In the material below, list every line carrying the string "date".

» AVAILABLE RECORDS
● ● ● ● ● ● ●

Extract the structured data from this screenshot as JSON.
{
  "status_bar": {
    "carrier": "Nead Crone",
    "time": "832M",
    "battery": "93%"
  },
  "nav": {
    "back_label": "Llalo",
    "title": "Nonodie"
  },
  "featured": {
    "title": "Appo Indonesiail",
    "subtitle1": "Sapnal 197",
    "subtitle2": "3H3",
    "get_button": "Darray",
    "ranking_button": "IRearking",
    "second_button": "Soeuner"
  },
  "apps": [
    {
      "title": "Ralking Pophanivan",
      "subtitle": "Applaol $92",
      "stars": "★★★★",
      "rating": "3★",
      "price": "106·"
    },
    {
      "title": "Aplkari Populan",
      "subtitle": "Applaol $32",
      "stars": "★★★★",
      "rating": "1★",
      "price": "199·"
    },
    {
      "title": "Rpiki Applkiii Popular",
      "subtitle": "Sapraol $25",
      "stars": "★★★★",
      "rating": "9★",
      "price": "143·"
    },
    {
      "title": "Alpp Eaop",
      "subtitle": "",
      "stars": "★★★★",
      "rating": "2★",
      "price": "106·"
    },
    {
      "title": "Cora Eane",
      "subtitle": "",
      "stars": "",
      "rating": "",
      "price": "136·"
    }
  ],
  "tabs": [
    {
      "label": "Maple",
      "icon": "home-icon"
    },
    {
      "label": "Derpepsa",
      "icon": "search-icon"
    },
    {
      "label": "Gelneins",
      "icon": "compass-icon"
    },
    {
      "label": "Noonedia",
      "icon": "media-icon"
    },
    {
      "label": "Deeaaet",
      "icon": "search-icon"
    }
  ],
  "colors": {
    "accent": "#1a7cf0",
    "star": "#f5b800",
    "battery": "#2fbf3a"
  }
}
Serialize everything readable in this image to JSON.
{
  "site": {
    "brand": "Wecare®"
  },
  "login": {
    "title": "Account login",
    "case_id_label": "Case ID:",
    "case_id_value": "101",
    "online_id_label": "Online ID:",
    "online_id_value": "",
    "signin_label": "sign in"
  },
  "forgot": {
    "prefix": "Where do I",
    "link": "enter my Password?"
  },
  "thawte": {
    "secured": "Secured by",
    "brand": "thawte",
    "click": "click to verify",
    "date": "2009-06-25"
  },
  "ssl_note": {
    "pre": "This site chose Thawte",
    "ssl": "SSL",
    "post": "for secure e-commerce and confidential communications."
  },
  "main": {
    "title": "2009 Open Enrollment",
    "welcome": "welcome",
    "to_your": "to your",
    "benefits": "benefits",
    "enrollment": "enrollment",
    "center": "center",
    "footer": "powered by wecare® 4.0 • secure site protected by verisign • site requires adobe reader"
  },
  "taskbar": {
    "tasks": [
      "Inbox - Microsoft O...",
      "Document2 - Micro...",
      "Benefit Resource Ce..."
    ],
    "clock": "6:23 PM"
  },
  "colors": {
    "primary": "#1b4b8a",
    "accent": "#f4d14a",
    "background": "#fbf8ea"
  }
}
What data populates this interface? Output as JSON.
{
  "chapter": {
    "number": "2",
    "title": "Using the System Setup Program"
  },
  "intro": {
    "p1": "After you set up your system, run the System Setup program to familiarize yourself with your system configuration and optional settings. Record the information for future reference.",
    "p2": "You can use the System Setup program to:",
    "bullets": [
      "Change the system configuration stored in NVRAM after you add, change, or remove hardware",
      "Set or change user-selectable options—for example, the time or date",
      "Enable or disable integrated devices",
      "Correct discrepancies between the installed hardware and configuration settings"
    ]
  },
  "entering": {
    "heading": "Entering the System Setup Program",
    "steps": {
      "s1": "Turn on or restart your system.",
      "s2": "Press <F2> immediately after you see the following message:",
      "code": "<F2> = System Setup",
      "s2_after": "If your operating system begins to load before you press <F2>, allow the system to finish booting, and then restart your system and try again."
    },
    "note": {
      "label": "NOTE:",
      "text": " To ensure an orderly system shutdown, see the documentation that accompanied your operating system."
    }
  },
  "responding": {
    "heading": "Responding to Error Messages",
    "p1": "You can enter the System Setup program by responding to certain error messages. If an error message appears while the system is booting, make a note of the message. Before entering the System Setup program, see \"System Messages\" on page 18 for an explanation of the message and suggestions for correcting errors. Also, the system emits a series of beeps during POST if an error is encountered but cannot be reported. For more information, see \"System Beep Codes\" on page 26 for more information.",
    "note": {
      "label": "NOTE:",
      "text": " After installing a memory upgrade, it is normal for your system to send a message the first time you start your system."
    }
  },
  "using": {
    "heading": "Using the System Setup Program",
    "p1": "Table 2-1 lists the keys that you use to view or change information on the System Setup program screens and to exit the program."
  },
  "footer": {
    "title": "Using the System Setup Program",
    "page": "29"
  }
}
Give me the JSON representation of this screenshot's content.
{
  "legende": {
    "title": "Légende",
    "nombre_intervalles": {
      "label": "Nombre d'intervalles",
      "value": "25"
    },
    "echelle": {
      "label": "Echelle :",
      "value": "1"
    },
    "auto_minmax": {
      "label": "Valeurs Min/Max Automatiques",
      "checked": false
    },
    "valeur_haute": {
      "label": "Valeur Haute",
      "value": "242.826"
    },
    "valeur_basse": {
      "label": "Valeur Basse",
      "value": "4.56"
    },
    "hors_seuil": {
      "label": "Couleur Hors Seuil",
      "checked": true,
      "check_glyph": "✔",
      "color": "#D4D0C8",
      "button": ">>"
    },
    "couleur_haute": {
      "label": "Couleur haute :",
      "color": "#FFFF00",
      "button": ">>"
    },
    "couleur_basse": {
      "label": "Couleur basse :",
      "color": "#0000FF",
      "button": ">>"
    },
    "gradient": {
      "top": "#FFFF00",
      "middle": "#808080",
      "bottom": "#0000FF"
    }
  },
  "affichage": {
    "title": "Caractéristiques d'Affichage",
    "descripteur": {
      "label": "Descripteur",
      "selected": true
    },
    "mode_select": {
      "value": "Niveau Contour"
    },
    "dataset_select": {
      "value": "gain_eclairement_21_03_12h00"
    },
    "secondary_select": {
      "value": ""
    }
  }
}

● ● ● ● ● ● ●

» SOLUTION FOR THIS TASK
    "date": "2009-06-25"
      "Set or change user-selectable options—for example, the time or date",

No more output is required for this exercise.